• TO BE DONE: Among the records below, find each line that includes the string "Speed" and copy it.

• Structured figure records:
☆ ☆ ☆ ☆ ☆ ☆ ☆

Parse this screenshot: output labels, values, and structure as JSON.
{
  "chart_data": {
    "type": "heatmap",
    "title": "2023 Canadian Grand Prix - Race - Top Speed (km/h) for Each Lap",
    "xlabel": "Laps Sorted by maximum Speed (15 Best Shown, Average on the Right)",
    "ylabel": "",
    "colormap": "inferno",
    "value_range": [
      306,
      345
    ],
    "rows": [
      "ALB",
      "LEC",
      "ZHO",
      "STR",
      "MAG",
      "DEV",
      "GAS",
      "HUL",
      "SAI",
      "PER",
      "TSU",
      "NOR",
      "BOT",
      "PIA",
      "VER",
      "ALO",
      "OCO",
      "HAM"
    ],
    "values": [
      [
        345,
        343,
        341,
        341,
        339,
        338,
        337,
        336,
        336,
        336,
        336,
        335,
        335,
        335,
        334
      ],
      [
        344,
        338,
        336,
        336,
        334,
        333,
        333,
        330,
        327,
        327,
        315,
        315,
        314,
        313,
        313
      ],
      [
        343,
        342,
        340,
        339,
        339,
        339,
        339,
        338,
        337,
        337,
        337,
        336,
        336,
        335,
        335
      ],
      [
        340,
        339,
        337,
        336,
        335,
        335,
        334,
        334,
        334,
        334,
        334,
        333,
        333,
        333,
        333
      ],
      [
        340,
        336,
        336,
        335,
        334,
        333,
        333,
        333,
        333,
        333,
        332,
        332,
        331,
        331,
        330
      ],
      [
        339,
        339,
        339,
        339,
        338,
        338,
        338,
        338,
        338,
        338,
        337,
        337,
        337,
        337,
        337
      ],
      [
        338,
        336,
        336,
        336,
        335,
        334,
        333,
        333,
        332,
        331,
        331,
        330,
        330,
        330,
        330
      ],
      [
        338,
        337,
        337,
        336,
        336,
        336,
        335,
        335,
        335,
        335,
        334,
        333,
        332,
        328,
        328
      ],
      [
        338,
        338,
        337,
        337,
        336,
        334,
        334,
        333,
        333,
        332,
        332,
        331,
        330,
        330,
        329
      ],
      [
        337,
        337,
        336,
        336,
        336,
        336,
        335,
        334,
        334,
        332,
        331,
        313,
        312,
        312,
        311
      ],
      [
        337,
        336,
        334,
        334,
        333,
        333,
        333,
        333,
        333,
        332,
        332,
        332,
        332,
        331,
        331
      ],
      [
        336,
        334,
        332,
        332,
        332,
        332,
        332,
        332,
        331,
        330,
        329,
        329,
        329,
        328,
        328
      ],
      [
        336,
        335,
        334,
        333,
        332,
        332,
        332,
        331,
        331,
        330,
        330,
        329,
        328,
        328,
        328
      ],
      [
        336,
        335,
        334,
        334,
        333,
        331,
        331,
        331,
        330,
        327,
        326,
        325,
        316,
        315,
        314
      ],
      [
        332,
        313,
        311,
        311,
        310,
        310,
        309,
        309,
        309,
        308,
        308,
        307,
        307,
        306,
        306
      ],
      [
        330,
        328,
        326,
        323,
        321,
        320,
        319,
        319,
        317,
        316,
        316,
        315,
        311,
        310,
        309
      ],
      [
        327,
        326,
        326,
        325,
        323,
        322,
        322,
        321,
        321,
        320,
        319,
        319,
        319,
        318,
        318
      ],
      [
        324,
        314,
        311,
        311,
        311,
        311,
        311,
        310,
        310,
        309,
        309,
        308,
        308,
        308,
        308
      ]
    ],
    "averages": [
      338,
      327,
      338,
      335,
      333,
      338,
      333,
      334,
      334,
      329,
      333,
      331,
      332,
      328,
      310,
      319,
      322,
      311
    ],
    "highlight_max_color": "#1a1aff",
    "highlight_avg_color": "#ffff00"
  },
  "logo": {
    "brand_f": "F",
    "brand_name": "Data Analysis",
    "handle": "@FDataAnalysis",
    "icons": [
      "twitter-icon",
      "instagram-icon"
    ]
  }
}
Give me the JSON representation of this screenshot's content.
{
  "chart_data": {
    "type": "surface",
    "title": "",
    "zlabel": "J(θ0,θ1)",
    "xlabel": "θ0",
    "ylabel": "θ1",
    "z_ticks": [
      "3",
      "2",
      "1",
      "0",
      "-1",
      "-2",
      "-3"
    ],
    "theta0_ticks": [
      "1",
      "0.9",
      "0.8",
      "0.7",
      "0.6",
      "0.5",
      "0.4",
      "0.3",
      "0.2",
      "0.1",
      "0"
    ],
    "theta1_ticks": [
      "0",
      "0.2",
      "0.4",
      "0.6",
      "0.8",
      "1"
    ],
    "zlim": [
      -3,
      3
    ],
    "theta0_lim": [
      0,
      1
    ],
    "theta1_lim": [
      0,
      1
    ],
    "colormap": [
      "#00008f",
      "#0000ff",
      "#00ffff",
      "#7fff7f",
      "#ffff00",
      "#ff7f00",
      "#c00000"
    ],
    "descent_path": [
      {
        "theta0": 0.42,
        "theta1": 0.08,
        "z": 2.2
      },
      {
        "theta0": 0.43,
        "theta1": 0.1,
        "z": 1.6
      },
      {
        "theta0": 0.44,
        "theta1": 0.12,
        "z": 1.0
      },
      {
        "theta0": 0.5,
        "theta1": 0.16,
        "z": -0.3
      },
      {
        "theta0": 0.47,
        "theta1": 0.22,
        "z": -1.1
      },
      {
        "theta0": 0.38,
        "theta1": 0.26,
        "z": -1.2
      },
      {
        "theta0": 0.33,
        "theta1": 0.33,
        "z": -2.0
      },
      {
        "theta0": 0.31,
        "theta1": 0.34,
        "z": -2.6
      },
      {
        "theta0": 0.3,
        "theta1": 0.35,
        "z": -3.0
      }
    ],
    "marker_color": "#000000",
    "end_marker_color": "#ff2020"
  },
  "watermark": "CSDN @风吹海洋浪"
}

☆ ☆ ☆ ☆ ☆ ☆ ☆

• RESULT BELOW:
    "title": "2023 Canadian Grand Prix - Race - Top Speed (km/h) for Each Lap",
    "xlabel": "Laps Sorted by maximum Speed (15 Best Shown, Average on the Right)",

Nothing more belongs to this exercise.